▶ [REQUIRED TASK]: Restate, word for word, every line of the data.

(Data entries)
========================================
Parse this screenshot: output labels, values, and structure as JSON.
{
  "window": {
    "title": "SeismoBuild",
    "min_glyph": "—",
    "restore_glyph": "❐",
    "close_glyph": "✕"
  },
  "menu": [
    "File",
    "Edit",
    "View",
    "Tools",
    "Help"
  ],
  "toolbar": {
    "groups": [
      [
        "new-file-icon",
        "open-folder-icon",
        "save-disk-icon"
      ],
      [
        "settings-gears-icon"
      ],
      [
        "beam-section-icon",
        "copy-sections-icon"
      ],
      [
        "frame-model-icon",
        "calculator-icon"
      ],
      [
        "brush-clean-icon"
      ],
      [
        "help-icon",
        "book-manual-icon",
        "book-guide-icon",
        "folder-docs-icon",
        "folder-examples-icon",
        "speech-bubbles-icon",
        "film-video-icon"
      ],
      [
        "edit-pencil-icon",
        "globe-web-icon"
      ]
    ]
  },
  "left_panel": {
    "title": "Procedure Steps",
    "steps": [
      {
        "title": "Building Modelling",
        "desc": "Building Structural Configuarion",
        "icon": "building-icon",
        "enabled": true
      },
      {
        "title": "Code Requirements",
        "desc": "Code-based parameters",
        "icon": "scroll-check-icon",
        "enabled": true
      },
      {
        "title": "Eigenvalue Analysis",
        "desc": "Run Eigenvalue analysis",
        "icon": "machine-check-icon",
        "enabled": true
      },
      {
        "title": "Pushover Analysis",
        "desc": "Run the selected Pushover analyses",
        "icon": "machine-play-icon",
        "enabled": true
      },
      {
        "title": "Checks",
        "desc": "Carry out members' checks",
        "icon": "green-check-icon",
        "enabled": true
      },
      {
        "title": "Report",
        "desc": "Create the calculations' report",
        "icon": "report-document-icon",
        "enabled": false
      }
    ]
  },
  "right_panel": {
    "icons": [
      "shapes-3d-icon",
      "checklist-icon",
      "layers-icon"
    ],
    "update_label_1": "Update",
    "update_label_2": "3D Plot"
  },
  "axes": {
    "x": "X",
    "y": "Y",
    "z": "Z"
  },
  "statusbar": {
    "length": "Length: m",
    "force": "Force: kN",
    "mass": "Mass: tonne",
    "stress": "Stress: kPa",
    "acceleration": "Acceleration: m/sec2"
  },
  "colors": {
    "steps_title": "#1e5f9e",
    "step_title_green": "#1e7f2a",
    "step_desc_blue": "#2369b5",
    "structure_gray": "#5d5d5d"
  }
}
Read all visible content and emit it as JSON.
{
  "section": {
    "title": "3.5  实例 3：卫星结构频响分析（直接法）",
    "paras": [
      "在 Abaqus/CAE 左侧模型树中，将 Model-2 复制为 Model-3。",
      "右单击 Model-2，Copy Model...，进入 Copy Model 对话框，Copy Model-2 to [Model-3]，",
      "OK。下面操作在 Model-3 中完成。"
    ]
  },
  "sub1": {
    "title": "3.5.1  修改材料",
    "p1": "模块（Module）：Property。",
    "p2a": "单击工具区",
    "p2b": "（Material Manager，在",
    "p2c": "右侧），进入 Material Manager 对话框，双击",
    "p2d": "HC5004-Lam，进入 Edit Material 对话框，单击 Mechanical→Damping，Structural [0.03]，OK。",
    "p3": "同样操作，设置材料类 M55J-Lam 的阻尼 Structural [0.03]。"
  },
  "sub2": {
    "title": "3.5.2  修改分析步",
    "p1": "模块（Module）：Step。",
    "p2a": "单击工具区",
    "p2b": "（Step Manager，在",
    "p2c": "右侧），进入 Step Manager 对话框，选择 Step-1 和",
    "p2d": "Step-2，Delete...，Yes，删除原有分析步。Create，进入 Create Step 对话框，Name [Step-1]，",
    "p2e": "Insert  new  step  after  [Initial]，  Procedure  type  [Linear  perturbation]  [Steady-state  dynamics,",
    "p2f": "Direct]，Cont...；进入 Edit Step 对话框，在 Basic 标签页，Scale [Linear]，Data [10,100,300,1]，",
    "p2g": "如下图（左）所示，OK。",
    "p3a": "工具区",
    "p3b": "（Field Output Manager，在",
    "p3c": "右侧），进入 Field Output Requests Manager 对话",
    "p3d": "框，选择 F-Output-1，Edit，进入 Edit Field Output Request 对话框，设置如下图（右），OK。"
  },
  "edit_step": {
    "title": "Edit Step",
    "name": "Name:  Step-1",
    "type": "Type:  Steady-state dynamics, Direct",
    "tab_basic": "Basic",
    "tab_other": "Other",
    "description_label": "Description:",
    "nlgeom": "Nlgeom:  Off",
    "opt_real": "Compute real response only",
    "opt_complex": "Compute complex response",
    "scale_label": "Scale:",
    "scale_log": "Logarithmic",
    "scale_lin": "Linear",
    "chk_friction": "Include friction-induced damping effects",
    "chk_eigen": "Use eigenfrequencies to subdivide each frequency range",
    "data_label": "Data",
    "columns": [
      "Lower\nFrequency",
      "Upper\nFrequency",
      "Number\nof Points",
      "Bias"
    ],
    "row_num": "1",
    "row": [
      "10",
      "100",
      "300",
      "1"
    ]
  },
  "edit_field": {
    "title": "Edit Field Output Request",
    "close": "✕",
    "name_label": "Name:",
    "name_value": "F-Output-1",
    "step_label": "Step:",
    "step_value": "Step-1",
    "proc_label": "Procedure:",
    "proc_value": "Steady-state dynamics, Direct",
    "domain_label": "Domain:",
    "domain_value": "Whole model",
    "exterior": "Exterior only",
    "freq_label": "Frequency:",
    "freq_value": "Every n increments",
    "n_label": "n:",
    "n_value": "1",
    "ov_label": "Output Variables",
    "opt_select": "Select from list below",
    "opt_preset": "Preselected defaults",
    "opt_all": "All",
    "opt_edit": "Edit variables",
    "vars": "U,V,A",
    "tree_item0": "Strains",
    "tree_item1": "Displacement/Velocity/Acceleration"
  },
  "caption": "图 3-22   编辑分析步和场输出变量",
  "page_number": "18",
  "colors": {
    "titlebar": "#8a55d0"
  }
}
========================================
▶ [TASK RESULT]:
Parse this screenshot: output labels, values, and structure as JSON.
{
  "window": {
    "title": "SeismoBuild",
    "min_glyph": "—",
    "restore_glyph": "❐",
    "close_glyph": "✕"
  },
  "menu": [
    "File",
    "Edit",
    "View",
    "Tools",
    "Help"
  ],
  "toolbar": {
    "groups": [
      [
        "new-file-icon",
        "open-folder-icon",
        "save-disk-icon"
      ],
      [
        "settings-gears-icon"
      ],
      [
        "beam-section-icon",
        "copy-sections-icon"
      ],
      [
        "frame-model-icon",
        "calculator-icon"
      ],
      [
        "brush-clean-icon"
      ],
      [
        "help-icon",
        "book-manual-icon",
        "book-guide-icon",
        "folder-docs-icon",
        "folder-examples-icon",
        "speech-bubbles-icon",
        "film-video-icon"
      ],
      [
        "edit-pencil-icon",
        "globe-web-icon"
      ]
    ]
  },
  "left_panel": {
    "title": "Procedure Steps",
    "steps": [
      {
        "title": "Building Modelling",
        "desc": "Building Structural Configuarion",
        "icon": "building-icon",
        "enabled": true
      },
      {
        "title": "Code Requirements",
        "desc": "Code-based parameters",
        "icon": "scroll-check-icon",
        "enabled": true
      },
      {
        "title": "Eigenvalue Analysis",
        "desc": "Run Eigenvalue analysis",
        "icon": "machine-check-icon",
        "enabled": true
      },
      {
        "title": "Pushover Analysis",
        "desc": "Run the selected Pushover analyses",
        "icon": "machine-play-icon",
        "enabled": true
      },
      {
        "title": "Checks",
        "desc": "Carry out members' checks",
        "icon": "green-check-icon",
        "enabled": true
      },
      {
        "title": "Report",
        "desc": "Create the calculations' report",
        "icon": "report-document-icon",
        "enabled": false
      }
    ]
  },
  "right_panel": {
    "icons": [
      "shapes-3d-icon",
      "checklist-icon",
      "layers-icon"
    ],
    "update_label_1": "Update",
    "update_label_2": "3D Plot"
  },
  "axes": {
    "x": "X",
    "y": "Y",
    "z": "Z"
  },
  "statusbar": {
    "length": "Length: m",
    "force": "Force: kN",
    "mass": "Mass: tonne",
    "stress": "Stress: kPa",
    "acceleration": "Acceleration: m/sec2"
  },
  "colors": {
    "steps_title": "#1e5f9e",
    "step_title_green": "#1e7f2a",
    "step_desc_blue": "#2369b5",
    "structure_gray": "#5d5d5d"
  }
}
Read all visible content and emit it as JSON.
{
  "section": {
    "title": "3.5  实例 3：卫星结构频响分析（直接法）",
    "paras": [
      "在 Abaqus/CAE 左侧模型树中，将 Model-2 复制为 Model-3。",
      "右单击 Model-2，Copy Model...，进入 Copy Model 对话框，Copy Model-2 to [Model-3]，",
      "OK。下面操作在 Model-3 中完成。"
    ]
  },
  "sub1": {
    "title": "3.5.1  修改材料",
    "p1": "模块（Module）：Property。",
    "p2a": "单击工具区",
    "p2b": "（Material Manager，在",
    "p2c": "右侧），进入 Material Manager 对话框，双击",
    "p2d": "HC5004-Lam，进入 Edit Material 对话框，单击 Mechanical→Damping，Structural [0.03]，OK。",
    "p3": "同样操作，设置材料类 M55J-Lam 的阻尼 Structural [0.03]。"
  },
  "sub2": {
    "title": "3.5.2  修改分析步",
    "p1": "模块（Module）：Step。",
    "p2a": "单击工具区",
    "p2b": "（Step Manager，在",
    "p2c": "右侧），进入 Step Manager 对话框，选择 Step-1 和",
    "p2d": "Step-2，Delete...，Yes，删除原有分析步。Create，进入 Create Step 对话框，Name [Step-1]，",
    "p2e": "Insert  new  step  after  [Initial]，  Procedure  type  [Linear  perturbation]  [Steady-state  dynamics,",
    "p2f": "Direct]，Cont...；进入 Edit Step 对话框，在 Basic 标签页，Scale [Linear]，Data [10,100,300,1]，",
    "p2g": "如下图（左）所示，OK。",
    "p3a": "工具区",
    "p3b": "（Field Output Manager，在",
    "p3c": "右侧），进入 Field Output Requests Manager 对话",
    "p3d": "框，选择 F-Output-1，Edit，进入 Edit Field Output Request 对话框，设置如下图（右），OK。"
  },
  "edit_step": {
    "title": "Edit Step",
    "name": "Name:  Step-1",
    "type": "Type:  Steady-state dynamics, Direct",
    "tab_basic": "Basic",
    "tab_other": "Other",
    "description_label": "Description:",
    "nlgeom": "Nlgeom:  Off",
    "opt_real": "Compute real response only",
    "opt_complex": "Compute complex response",
    "scale_label": "Scale:",
    "scale_log": "Logarithmic",
    "scale_lin": "Linear",
    "chk_friction": "Include friction-induced damping effects",
    "chk_eigen": "Use eigenfrequencies to subdivide each frequency range",
    "data_label": "Data",
    "columns": [
      "Lower\nFrequency",
      "Upper\nFrequency",
      "Number\nof Points",
      "Bias"
    ],
    "row_num": "1",
    "row": [
      "10",
      "100",
      "300",
      "1"
    ]
  },
  "edit_field": {
    "title": "Edit Field Output Request",
    "close": "✕",
    "name_label": "Name:",
    "name_value": "F-Output-1",
    "step_label": "Step:",
    "step_value": "Step-1",
    "proc_label": "Procedure:",
    "proc_value": "Steady-state dynamics, Direct",
    "domain_label": "Domain:",
    "domain_value": "Whole model",
    "exterior": "Exterior only",
    "freq_label": "Frequency:",
    "freq_value": "Every n increments",
    "n_label": "n:",
    "n_value": "1",
    "ov_label": "Output Variables",
    "opt_select": "Select from list below",
    "opt_preset": "Preselected defaults",
    "opt_all": "All",
    "opt_edit": "Edit variables",
    "vars": "U,V,A",
    "tree_item0": "Strains",
    "tree_item1": "Displacement/Velocity/Acceleration"
  },
  "caption": "图 3-22   编辑分析步和场输出变量",
  "page_number": "18",
  "colors": {
    "titlebar": "#8a55d0"
  }
}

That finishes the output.